**Stated exercise:** Give back the full material, exactly as it reads.

(A run of records)
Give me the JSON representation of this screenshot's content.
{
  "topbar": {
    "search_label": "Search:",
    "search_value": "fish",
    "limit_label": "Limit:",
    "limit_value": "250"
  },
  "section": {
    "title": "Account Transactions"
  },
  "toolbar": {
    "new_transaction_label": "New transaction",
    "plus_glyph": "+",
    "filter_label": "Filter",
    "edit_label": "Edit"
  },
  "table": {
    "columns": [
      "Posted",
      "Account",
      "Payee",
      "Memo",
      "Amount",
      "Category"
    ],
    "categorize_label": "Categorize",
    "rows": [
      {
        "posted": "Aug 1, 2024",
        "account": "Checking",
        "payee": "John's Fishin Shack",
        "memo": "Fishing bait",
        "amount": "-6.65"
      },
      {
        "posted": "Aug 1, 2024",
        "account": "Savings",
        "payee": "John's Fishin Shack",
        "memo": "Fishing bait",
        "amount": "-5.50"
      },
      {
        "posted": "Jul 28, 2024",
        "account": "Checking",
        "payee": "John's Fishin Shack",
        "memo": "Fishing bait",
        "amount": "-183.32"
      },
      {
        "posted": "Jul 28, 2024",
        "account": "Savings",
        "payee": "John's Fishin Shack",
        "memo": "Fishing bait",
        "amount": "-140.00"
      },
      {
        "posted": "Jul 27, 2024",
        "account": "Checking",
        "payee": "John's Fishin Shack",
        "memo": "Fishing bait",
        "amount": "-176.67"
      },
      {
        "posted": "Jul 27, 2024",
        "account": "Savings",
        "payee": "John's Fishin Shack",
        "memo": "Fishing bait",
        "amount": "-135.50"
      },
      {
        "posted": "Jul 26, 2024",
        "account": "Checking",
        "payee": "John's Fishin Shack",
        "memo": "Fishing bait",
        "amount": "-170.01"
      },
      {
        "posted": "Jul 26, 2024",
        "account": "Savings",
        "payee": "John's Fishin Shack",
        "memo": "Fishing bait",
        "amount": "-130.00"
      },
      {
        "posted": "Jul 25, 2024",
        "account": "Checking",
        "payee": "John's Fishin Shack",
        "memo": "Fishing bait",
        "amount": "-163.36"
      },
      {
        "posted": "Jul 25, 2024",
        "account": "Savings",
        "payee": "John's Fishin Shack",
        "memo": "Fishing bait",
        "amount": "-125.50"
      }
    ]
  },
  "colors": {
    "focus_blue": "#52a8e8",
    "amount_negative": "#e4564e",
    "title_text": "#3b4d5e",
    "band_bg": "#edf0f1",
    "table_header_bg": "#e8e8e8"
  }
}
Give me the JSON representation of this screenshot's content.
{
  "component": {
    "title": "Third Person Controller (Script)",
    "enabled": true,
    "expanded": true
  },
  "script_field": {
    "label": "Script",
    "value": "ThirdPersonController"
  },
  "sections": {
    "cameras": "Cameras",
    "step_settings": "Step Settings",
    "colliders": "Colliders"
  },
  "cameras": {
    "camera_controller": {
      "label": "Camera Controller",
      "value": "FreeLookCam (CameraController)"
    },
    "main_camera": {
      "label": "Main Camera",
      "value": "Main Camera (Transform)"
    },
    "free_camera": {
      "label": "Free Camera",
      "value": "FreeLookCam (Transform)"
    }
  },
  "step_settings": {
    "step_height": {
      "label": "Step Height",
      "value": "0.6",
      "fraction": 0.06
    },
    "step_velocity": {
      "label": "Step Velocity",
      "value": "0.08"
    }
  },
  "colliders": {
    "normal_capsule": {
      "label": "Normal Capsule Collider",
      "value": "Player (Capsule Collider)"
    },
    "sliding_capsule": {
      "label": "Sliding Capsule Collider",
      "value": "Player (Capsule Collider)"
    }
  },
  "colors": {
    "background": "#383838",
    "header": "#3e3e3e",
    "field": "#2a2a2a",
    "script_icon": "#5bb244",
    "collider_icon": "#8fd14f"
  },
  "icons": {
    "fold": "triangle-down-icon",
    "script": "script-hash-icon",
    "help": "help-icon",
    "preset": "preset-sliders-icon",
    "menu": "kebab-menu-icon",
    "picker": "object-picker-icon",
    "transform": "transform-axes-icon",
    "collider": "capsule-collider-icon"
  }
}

**Exercise result:**
Give me the JSON representation of this screenshot's content.
{
  "topbar": {
    "search_label": "Search:",
    "search_value": "fish",
    "limit_label": "Limit:",
    "limit_value": "250"
  },
  "section": {
    "title": "Account Transactions"
  },
  "toolbar": {
    "new_transaction_label": "New transaction",
    "plus_glyph": "+",
    "filter_label": "Filter",
    "edit_label": "Edit"
  },
  "table": {
    "columns": [
      "Posted",
      "Account",
      "Payee",
      "Memo",
      "Amount",
      "Category"
    ],
    "categorize_label": "Categorize",
    "rows": [
      {
        "posted": "Aug 1, 2024",
        "account": "Checking",
        "payee": "John's Fishin Shack",
        "memo": "Fishing bait",
        "amount": "-6.65"
      },
      {
        "posted": "Aug 1, 2024",
        "account": "Savings",
        "payee": "John's Fishin Shack",
        "memo": "Fishing bait",
        "amount": "-5.50"
      },
      {
        "posted": "Jul 28, 2024",
        "account": "Checking",
        "payee": "John's Fishin Shack",
        "memo": "Fishing bait",
        "amount": "-183.32"
      },
      {
        "posted": "Jul 28, 2024",
        "account": "Savings",
        "payee": "John's Fishin Shack",
        "memo": "Fishing bait",
        "amount": "-140.00"
      },
      {
        "posted": "Jul 27, 2024",
        "account": "Checking",
        "payee": "John's Fishin Shack",
        "memo": "Fishing bait",
        "amount": "-176.67"
      },
      {
        "posted": "Jul 27, 2024",
        "account": "Savings",
        "payee": "John's Fishin Shack",
        "memo": "Fishing bait",
        "amount": "-135.50"
      },
      {
        "posted": "Jul 26, 2024",
        "account": "Checking",
        "payee": "John's Fishin Shack",
        "memo": "Fishing bait",
        "amount": "-170.01"
      },
      {
        "posted": "Jul 26, 2024",
        "account": "Savings",
        "payee": "John's Fishin Shack",
        "memo": "Fishing bait",
        "amount": "-130.00"
      },
      {
        "posted": "Jul 25, 2024",
        "account": "Checking",
        "payee": "John's Fishin Shack",
        "memo": "Fishing bait",
        "amount": "-163.36"
      },
      {
        "posted": "Jul 25, 2024",
        "account": "Savings",
        "payee": "John's Fishin Shack",
        "memo": "Fishing bait",
        "amount": "-125.50"
      }
    ]
  },
  "colors": {
    "focus_blue": "#52a8e8",
    "amount_negative": "#e4564e",
    "title_text": "#3b4d5e",
    "band_bg": "#edf0f1",
    "table_header_bg": "#e8e8e8"
  }
}
Give me the JSON representation of this screenshot's content.
{
  "component": {
    "title": "Third Person Controller (Script)",
    "enabled": true,
    "expanded": true
  },
  "script_field": {
    "label": "Script",
    "value": "ThirdPersonController"
  },
  "sections": {
    "cameras": "Cameras",
    "step_settings": "Step Settings",
    "colliders": "Colliders"
  },
  "cameras": {
    "camera_controller": {
      "label": "Camera Controller",
      "value": "FreeLookCam (CameraController)"
    },
    "main_camera": {
      "label": "Main Camera",
      "value": "Main Camera (Transform)"
    },
    "free_camera": {
      "label": "Free Camera",
      "value": "FreeLookCam (Transform)"
    }
  },
  "step_settings": {
    "step_height": {
      "label": "Step Height",
      "value": "0.6",
      "fraction": 0.06
    },
    "step_velocity": {
      "label": "Step Velocity",
      "value": "0.08"
    }
  },
  "colliders": {
    "normal_capsule": {
      "label": "Normal Capsule Collider",
      "value": "Player (Capsule Collider)"
    },
    "sliding_capsule": {
      "label": "Sliding Capsule Collider",
      "value": "Player (Capsule Collider)"
    }
  },
  "colors": {
    "background": "#383838",
    "header": "#3e3e3e",
    "field": "#2a2a2a",
    "script_icon": "#5bb244",
    "collider_icon": "#8fd14f"
  },
  "icons": {
    "fold": "triangle-down-icon",
    "script": "script-hash-icon",
    "help": "help-icon",
    "preset": "preset-sliders-icon",
    "menu": "kebab-menu-icon",
    "picker": "object-picker-icon",
    "transform": "transform-axes-icon",
    "collider": "capsule-collider-icon"
  }
}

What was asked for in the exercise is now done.